**What is expected**
In the records below, work out how many lines hold the word "only". Report the number alone.

**Supplied data**
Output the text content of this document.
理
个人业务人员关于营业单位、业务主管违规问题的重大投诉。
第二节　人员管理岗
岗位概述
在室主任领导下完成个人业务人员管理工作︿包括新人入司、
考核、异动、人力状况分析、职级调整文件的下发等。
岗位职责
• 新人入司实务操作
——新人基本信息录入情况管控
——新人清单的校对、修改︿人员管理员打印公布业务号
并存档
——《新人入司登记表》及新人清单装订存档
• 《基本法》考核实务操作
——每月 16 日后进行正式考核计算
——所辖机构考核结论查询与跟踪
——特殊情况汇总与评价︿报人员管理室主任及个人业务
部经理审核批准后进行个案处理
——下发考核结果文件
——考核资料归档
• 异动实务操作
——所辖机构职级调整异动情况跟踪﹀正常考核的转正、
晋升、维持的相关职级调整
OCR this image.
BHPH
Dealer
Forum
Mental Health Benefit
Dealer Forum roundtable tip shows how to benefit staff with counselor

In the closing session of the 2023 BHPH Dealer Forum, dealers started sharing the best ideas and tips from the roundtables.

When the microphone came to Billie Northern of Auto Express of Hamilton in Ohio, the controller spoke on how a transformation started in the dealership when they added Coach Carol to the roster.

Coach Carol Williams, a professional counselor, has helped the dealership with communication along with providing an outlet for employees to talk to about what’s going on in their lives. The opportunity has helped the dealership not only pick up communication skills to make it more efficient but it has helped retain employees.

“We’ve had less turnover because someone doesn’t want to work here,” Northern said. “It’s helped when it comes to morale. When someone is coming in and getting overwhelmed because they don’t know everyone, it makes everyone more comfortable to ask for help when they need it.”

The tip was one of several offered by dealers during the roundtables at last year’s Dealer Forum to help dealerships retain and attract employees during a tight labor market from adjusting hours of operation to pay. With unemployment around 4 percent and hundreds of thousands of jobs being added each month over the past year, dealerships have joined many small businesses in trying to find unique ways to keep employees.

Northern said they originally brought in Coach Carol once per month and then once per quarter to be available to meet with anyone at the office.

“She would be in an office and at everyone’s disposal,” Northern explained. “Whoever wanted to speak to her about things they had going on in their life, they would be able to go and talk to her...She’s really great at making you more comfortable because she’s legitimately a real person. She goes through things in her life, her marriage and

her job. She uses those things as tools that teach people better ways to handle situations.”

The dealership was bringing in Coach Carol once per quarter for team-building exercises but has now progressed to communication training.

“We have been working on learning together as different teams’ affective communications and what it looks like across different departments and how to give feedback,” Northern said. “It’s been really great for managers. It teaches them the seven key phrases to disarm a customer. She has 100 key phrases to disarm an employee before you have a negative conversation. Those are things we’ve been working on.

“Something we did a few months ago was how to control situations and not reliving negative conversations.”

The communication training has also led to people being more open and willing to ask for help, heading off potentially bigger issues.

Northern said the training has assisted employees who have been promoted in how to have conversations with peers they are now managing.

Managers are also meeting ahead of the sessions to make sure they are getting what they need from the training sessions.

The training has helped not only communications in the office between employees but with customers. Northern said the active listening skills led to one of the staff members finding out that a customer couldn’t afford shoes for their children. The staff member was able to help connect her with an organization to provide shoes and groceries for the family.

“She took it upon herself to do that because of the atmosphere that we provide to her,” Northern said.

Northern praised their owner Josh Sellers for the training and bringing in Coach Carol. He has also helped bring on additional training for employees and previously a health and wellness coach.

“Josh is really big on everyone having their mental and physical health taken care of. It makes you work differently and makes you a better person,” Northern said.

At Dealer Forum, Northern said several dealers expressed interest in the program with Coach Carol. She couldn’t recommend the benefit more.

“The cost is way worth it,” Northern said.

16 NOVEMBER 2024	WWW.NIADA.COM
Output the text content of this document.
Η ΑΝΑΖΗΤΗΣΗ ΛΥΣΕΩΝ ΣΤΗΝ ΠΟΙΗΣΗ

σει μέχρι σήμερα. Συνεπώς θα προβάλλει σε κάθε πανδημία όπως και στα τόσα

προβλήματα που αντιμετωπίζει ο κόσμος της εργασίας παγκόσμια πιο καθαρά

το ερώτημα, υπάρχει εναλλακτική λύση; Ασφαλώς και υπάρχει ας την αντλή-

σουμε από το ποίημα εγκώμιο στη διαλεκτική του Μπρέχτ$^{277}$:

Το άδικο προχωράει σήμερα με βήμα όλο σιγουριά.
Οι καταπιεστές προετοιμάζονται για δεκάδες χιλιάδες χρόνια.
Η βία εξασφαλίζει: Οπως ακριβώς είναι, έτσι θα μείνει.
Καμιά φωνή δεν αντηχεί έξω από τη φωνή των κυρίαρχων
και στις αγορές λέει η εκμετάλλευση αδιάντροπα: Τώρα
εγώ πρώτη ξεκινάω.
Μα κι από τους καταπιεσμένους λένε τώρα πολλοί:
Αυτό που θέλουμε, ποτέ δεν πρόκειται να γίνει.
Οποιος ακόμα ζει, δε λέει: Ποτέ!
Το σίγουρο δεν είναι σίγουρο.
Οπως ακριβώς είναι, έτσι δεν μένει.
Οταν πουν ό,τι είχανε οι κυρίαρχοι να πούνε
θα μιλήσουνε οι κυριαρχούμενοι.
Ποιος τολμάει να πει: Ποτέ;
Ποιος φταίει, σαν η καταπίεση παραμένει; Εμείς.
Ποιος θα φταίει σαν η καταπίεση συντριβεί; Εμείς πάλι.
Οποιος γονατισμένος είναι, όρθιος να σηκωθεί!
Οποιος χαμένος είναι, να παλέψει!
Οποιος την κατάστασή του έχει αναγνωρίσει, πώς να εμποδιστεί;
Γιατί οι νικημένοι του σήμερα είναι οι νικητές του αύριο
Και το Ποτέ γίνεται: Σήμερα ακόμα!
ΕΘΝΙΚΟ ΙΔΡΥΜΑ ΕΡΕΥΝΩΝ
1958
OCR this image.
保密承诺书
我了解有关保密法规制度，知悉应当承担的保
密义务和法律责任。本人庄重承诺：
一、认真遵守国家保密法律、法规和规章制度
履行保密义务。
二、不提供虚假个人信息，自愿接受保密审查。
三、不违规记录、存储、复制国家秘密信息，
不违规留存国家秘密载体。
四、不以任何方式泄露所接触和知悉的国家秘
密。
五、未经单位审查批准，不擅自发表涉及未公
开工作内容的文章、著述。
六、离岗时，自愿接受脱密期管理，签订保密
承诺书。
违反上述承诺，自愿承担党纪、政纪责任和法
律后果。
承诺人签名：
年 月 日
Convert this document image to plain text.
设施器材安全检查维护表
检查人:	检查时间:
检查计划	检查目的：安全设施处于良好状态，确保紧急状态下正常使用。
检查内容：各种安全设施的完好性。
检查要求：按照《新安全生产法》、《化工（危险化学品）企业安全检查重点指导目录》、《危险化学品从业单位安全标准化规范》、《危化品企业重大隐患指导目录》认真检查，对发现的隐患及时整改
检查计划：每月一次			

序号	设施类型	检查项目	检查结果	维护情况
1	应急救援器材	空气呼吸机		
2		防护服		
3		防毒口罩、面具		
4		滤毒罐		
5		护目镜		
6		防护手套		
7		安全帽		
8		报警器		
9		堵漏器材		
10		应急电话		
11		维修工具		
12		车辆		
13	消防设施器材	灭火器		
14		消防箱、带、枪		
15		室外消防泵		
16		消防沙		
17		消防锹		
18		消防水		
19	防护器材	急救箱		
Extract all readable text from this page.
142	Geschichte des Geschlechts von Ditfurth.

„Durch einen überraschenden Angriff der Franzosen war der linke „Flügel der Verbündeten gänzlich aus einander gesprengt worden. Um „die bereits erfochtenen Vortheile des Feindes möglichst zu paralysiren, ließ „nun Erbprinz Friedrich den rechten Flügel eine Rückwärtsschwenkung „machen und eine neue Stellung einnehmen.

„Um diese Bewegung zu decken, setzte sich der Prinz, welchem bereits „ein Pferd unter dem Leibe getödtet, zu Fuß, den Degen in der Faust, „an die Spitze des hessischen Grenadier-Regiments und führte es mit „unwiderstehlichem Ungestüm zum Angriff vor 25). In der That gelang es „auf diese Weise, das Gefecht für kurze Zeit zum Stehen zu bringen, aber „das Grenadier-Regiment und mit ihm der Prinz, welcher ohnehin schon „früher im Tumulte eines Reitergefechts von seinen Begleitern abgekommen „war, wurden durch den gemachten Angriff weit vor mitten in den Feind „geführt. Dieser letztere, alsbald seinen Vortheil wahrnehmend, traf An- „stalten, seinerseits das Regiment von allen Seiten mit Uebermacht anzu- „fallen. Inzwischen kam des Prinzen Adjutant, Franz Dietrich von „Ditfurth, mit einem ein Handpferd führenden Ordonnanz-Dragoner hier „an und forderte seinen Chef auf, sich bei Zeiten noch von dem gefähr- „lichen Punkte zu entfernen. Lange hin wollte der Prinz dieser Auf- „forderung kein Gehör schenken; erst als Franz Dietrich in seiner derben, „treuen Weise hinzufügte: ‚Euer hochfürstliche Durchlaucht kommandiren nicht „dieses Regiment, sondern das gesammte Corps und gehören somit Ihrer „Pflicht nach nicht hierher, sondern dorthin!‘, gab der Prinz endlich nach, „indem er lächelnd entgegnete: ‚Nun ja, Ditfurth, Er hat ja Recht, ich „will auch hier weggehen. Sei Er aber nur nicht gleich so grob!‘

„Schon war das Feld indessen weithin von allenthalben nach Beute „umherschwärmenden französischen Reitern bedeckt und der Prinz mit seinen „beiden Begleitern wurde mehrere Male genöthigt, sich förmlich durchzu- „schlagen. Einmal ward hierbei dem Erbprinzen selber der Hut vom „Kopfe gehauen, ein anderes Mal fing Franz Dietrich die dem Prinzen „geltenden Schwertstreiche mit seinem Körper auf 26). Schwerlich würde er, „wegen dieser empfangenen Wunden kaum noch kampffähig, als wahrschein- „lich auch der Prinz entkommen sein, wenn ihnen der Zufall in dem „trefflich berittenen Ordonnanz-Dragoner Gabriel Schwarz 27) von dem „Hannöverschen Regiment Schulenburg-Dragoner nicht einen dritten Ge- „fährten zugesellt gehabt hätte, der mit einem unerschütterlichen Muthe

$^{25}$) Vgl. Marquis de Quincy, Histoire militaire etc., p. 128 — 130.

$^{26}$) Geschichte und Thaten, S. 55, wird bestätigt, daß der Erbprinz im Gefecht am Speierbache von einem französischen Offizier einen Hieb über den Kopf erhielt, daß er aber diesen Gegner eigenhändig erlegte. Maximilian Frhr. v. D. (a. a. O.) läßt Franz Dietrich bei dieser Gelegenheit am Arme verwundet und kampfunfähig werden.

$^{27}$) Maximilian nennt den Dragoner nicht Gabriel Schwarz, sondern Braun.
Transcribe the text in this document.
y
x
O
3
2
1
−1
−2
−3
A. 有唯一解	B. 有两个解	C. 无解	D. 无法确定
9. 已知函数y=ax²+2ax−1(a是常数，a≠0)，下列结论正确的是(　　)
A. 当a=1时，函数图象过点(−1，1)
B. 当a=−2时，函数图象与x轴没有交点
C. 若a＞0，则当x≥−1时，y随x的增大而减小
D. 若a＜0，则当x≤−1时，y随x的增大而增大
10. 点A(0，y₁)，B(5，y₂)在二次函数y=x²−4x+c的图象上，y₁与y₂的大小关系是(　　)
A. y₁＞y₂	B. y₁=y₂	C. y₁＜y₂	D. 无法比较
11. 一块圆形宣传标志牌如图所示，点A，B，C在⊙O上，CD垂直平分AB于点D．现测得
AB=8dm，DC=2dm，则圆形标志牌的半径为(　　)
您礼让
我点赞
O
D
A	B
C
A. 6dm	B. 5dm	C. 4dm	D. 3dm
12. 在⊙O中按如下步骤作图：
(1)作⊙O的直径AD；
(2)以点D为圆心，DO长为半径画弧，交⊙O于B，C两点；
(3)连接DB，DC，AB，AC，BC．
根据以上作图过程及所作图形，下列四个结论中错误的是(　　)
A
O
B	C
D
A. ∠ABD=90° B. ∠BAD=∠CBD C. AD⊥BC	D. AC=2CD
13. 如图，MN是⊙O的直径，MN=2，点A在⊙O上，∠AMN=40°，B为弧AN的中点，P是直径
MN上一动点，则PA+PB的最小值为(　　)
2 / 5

**Reply to the exercise**
2